▸ **Set problem**:
Below is a listing to write out in full, exactly as given, without its pictures.

▸ **Information provided**:
-----
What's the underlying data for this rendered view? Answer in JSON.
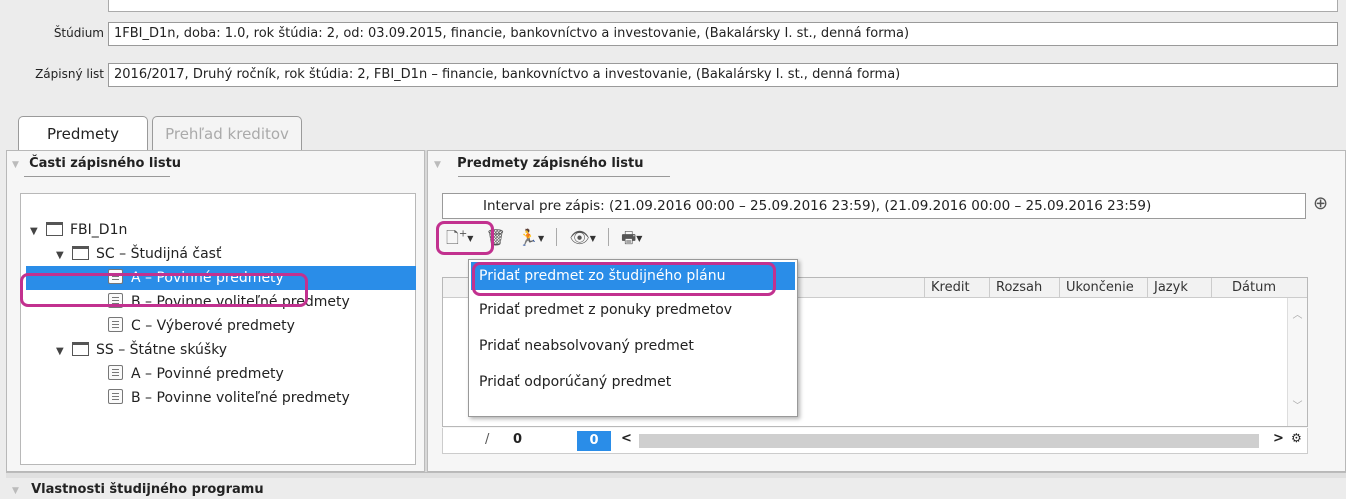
{
  "info": {
    "studium_label": "Štúdium",
    "studium_value": "1FBI_D1n, doba: 1.0, rok štúdia: 2, od: 03.09.2015, financie, bankovníctvo a investovanie, (Bakalársky I. st., denná forma)",
    "zapisny_label": "Zápisný list",
    "zapisny_value": "2016/2017, Druhý ročník, rok štúdia: 2, FBI_D1n – financie, bankovníctvo a investovanie, (Bakalársky I. st., denná forma)"
  },
  "tabs": [
    {
      "label": "Predmety",
      "active": true
    },
    {
      "label": "Prehľad kreditov",
      "active": false
    }
  ],
  "left_panel": {
    "title": "Časti zápisného listu",
    "tree": [
      {
        "label": "FBI_D1n"
      },
      {
        "label": "SC – Študijná časť"
      },
      {
        "label": "A – Povinné predmety",
        "selected": true
      },
      {
        "label": "B – Povinne voliteľné predmety"
      },
      {
        "label": "C – Výberové predmety"
      },
      {
        "label": "SS – Štátne skúšky"
      },
      {
        "label": "A – Povinné predmety"
      },
      {
        "label": "B – Povinne voliteľné predmety"
      }
    ]
  },
  "right_panel": {
    "title": "Predmety zápisného listu",
    "interval": "Interval pre zápis: (21.09.2016 00:00 – 25.09.2016 23:59), (21.09.2016 00:00 – 25.09.2016 23:59)",
    "columns": [
      "Kredit",
      "Rozsah",
      "Ukončenie",
      "Jazyk",
      "Dátum"
    ],
    "pager": {
      "separator": "/",
      "total": "0",
      "current": "0"
    }
  },
  "dropdown_menu": [
    "Pridať predmet zo študijného plánu",
    "Pridať predmet z ponuky predmetov",
    "Pridať neabsolvovaný predmet",
    "Pridať odporúčaný predmet"
  ],
  "bottom_panel": {
    "title": "Vlastnosti študijného programu"
  },
  "colors": {
    "selection": "#2a8de8",
    "highlight": "#c2318f"
  }
}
-----
▸ **Task result**:
What's the underlying data for this rendered view? Answer in JSON.
{
  "info": {
    "studium_label": "Štúdium",
    "studium_value": "1FBI_D1n, doba: 1.0, rok štúdia: 2, od: 03.09.2015, financie, bankovníctvo a investovanie, (Bakalársky I. st., denná forma)",
    "zapisny_label": "Zápisný list",
    "zapisny_value": "2016/2017, Druhý ročník, rok štúdia: 2, FBI_D1n – financie, bankovníctvo a investovanie, (Bakalársky I. st., denná forma)"
  },
  "tabs": [
    {
      "label": "Predmety",
      "active": true
    },
    {
      "label": "Prehľad kreditov",
      "active": false
    }
  ],
  "left_panel": {
    "title": "Časti zápisného listu",
    "tree": [
      {
        "label": "FBI_D1n"
      },
      {
        "label": "SC – Študijná časť"
      },
      {
        "label": "A – Povinné predmety",
        "selected": true
      },
      {
        "label": "B – Povinne voliteľné predmety"
      },
      {
        "label": "C – Výberové predmety"
      },
      {
        "label": "SS – Štátne skúšky"
      },
      {
        "label": "A – Povinné predmety"
      },
      {
        "label": "B – Povinne voliteľné predmety"
      }
    ]
  },
  "right_panel": {
    "title": "Predmety zápisného listu",
    "interval": "Interval pre zápis: (21.09.2016 00:00 – 25.09.2016 23:59), (21.09.2016 00:00 – 25.09.2016 23:59)",
    "columns": [
      "Kredit",
      "Rozsah",
      "Ukončenie",
      "Jazyk",
      "Dátum"
    ],
    "pager": {
      "separator": "/",
      "total": "0",
      "current": "0"
    }
  },
  "dropdown_menu": [
    "Pridať predmet zo študijného plánu",
    "Pridať predmet z ponuky predmetov",
    "Pridať neabsolvovaný predmet",
    "Pridať odporúčaný predmet"
  ],
  "bottom_panel": {
    "title": "Vlastnosti študijného programu"
  },
  "colors": {
    "selection": "#2a8de8",
    "highlight": "#c2318f"
  }
}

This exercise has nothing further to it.